◆ **Information supplied**:
******
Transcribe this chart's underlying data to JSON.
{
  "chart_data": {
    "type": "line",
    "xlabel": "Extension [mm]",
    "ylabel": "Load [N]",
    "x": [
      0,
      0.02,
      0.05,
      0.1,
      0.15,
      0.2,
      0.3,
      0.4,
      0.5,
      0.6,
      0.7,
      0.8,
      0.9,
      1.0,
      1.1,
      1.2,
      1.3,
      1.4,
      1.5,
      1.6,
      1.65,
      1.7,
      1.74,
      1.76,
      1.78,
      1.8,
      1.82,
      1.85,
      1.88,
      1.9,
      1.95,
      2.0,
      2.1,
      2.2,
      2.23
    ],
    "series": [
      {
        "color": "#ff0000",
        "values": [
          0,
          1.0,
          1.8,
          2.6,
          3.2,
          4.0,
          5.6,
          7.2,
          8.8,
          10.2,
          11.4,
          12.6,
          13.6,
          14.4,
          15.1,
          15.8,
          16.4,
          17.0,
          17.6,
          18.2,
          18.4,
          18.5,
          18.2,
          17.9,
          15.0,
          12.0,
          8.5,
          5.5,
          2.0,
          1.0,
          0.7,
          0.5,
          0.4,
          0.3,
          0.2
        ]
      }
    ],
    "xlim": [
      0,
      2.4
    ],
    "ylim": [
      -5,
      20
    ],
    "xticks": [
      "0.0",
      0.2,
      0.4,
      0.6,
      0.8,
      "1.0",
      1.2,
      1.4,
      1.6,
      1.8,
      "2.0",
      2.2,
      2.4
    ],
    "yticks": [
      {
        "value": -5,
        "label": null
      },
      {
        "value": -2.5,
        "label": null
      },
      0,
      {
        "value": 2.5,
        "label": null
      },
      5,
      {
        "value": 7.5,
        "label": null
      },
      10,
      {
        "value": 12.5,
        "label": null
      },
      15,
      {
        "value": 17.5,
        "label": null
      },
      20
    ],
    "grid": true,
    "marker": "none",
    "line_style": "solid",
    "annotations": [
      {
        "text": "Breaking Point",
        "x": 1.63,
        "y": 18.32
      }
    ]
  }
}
******
◆ **What the exercise asks**: All the data must be duplicated exactly, with nothing added or removed.

◆ **Solution to the exercise**:
Transcribe this chart's underlying data to JSON.
{
  "chart_data": {
    "type": "line",
    "xlabel": "Extension [mm]",
    "ylabel": "Load [N]",
    "x": [
      0,
      0.02,
      0.05,
      0.1,
      0.15,
      0.2,
      0.3,
      0.4,
      0.5,
      0.6,
      0.7,
      0.8,
      0.9,
      1.0,
      1.1,
      1.2,
      1.3,
      1.4,
      1.5,
      1.6,
      1.65,
      1.7,
      1.74,
      1.76,
      1.78,
      1.8,
      1.82,
      1.85,
      1.88,
      1.9,
      1.95,
      2.0,
      2.1,
      2.2,
      2.23
    ],
    "series": [
      {
        "color": "#ff0000",
        "values": [
          0,
          1.0,
          1.8,
          2.6,
          3.2,
          4.0,
          5.6,
          7.2,
          8.8,
          10.2,
          11.4,
          12.6,
          13.6,
          14.4,
          15.1,
          15.8,
          16.4,
          17.0,
          17.6,
          18.2,
          18.4,
          18.5,
          18.2,
          17.9,
          15.0,
          12.0,
          8.5,
          5.5,
          2.0,
          1.0,
          0.7,
          0.5,
          0.4,
          0.3,
          0.2
        ]
      }
    ],
    "xlim": [
      0,
      2.4
    ],
    "ylim": [
      -5,
      20
    ],
    "xticks": [
      "0.0",
      0.2,
      0.4,
      0.6,
      0.8,
      "1.0",
      1.2,
      1.4,
      1.6,
      1.8,
      "2.0",
      2.2,
      2.4
    ],
    "yticks": [
      {
        "value": -5,
        "label": null
      },
      {
        "value": -2.5,
        "label": null
      },
      0,
      {
        "value": 2.5,
        "label": null
      },
      5,
      {
        "value": 7.5,
        "label": null
      },
      10,
      {
        "value": 12.5,
        "label": null
      },
      15,
      {
        "value": 17.5,
        "label": null
      },
      20
    ],
    "grid": true,
    "marker": "none",
    "line_style": "solid",
    "annotations": [
      {
        "text": "Breaking Point",
        "x": 1.63,
        "y": 18.32
      }
    ]
  }
}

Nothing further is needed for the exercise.